● **YOUR INSTRUCTIONS**:
Find how many lines hold the word "Volumszunahme" and give that number only.

======== RECORDS FOR PROCESSING ========

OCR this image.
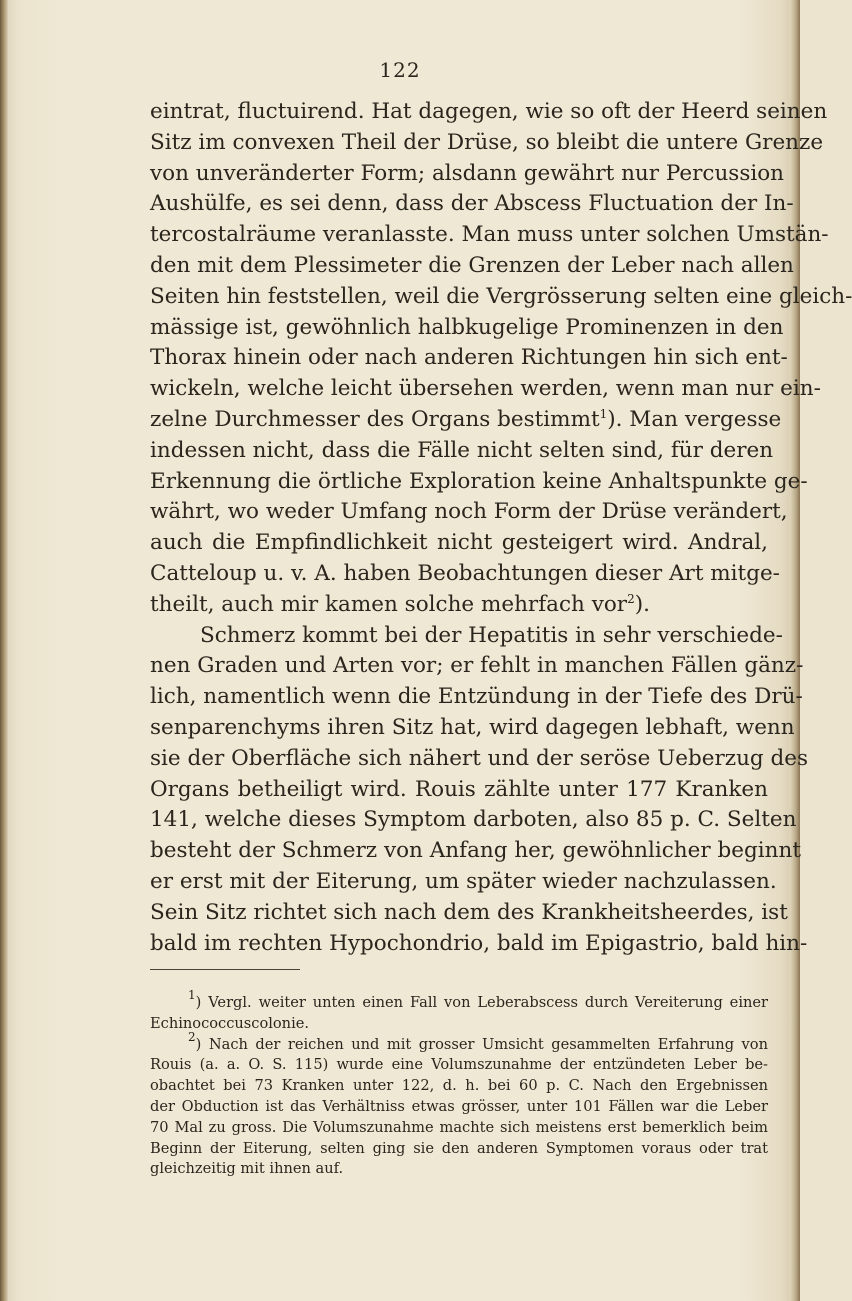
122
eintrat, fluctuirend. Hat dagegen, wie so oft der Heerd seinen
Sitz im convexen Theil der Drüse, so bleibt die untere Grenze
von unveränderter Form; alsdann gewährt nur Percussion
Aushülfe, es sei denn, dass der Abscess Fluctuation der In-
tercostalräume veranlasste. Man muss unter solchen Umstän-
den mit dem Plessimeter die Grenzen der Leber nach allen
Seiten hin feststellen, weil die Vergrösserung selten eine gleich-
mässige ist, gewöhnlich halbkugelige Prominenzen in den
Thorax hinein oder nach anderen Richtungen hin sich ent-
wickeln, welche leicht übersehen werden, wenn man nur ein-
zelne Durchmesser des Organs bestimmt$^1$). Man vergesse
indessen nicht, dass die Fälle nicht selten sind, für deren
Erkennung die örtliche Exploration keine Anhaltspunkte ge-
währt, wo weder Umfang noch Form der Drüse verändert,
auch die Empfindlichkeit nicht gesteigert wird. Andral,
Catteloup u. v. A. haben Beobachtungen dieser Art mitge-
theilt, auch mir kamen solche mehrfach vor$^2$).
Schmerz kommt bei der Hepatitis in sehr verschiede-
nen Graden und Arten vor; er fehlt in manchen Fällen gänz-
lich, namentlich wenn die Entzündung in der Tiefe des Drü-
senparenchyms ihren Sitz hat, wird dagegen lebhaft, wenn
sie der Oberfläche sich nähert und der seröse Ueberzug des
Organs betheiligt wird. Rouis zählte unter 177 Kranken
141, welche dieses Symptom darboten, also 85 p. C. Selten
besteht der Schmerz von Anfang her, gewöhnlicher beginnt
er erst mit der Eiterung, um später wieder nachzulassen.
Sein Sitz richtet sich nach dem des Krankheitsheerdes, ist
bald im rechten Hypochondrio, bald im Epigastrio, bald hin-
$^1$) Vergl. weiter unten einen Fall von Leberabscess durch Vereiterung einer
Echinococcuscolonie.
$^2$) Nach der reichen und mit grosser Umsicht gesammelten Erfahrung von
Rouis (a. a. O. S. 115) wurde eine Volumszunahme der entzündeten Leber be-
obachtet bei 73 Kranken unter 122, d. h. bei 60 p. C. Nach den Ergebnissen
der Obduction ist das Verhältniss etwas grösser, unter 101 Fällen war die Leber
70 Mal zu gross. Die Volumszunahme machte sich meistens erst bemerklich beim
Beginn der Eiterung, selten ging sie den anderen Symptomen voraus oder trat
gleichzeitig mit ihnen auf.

========
======== RECORDS FOR PROCESSING ========

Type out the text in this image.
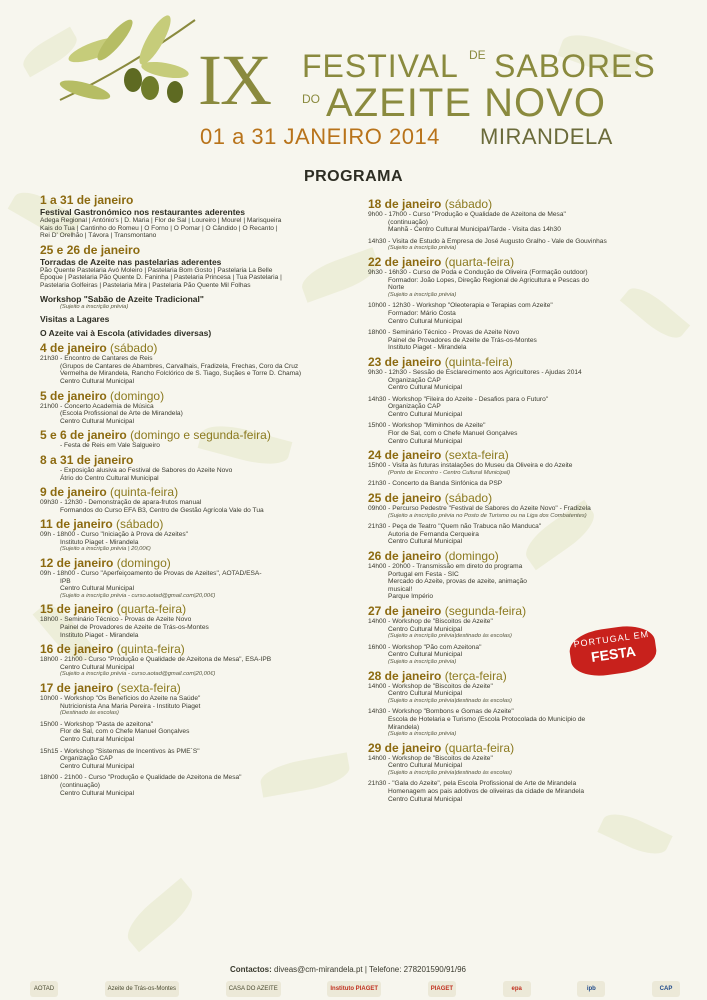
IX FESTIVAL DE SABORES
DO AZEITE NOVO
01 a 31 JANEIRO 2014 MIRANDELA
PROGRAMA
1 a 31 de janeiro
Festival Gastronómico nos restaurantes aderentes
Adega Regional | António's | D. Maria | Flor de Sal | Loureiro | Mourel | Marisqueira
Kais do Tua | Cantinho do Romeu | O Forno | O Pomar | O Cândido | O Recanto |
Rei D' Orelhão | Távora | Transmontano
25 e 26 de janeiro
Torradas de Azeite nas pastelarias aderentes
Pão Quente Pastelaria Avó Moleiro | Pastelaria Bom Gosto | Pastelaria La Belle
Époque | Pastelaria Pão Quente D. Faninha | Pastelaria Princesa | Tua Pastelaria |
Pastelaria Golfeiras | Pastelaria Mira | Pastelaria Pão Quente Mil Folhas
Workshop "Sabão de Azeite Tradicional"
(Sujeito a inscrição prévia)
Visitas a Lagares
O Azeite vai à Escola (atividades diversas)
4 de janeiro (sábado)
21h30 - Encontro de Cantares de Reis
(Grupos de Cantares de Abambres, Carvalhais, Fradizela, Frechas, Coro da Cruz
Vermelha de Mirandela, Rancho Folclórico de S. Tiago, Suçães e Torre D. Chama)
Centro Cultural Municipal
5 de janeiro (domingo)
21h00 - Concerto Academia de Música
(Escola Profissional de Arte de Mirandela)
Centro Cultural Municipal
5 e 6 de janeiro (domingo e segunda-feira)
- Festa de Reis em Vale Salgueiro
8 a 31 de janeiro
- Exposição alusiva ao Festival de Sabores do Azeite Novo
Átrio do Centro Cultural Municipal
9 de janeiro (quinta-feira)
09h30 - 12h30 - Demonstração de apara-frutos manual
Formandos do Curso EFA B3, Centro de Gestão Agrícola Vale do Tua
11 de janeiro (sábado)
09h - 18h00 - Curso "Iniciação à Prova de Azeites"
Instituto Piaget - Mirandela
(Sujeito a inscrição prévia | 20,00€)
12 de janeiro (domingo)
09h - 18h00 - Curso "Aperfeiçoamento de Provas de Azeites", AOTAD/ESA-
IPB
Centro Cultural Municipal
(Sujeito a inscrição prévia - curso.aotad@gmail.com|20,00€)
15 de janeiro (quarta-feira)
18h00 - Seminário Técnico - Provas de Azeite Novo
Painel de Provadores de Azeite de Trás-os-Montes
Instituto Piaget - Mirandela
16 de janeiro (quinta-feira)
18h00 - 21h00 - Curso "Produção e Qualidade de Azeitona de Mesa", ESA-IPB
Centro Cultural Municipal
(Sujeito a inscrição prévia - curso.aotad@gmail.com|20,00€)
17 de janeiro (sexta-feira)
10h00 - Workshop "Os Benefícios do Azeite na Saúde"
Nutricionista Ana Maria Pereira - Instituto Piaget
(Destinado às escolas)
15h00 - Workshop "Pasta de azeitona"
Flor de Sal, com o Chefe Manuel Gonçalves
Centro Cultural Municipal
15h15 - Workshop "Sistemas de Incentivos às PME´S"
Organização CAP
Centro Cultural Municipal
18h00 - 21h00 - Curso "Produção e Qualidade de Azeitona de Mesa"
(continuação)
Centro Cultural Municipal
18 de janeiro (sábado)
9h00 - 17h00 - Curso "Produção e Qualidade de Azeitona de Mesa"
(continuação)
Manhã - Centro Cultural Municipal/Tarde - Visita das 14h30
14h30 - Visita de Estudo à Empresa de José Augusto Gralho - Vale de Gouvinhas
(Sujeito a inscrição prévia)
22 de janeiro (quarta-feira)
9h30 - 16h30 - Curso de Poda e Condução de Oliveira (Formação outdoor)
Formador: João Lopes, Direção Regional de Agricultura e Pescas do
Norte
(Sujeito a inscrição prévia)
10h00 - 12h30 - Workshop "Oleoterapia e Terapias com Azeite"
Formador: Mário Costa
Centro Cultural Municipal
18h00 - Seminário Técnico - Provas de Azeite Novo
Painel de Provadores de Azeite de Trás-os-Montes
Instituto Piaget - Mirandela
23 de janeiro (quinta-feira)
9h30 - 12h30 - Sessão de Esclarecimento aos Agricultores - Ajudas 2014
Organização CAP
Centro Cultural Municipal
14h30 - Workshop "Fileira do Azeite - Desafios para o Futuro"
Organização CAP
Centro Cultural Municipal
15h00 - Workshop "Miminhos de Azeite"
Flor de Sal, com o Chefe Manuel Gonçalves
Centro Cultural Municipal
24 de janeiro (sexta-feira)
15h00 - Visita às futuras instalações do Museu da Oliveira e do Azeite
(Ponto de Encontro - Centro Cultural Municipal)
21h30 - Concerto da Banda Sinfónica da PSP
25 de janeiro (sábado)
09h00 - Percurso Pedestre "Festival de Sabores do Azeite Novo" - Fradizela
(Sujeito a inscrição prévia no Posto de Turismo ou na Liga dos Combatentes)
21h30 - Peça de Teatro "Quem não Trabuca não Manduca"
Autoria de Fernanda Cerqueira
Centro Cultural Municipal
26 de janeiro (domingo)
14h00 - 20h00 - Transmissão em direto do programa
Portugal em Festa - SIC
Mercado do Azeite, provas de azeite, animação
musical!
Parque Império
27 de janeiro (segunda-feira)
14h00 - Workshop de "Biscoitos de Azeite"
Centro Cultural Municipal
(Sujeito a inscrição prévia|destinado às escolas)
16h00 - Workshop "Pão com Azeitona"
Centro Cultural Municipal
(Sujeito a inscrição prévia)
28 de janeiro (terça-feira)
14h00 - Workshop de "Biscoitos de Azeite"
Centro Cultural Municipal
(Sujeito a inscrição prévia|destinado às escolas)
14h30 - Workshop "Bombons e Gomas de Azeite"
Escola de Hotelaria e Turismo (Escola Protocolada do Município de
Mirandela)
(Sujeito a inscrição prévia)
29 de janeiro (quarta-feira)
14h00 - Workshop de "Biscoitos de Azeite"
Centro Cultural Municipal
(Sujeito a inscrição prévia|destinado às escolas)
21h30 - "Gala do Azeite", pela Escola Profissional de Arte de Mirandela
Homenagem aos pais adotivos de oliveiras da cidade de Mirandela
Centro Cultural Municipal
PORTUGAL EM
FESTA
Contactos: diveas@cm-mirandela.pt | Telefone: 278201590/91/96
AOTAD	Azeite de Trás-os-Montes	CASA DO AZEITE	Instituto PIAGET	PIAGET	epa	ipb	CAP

========

● **WRITTEN RESPONSE**:
2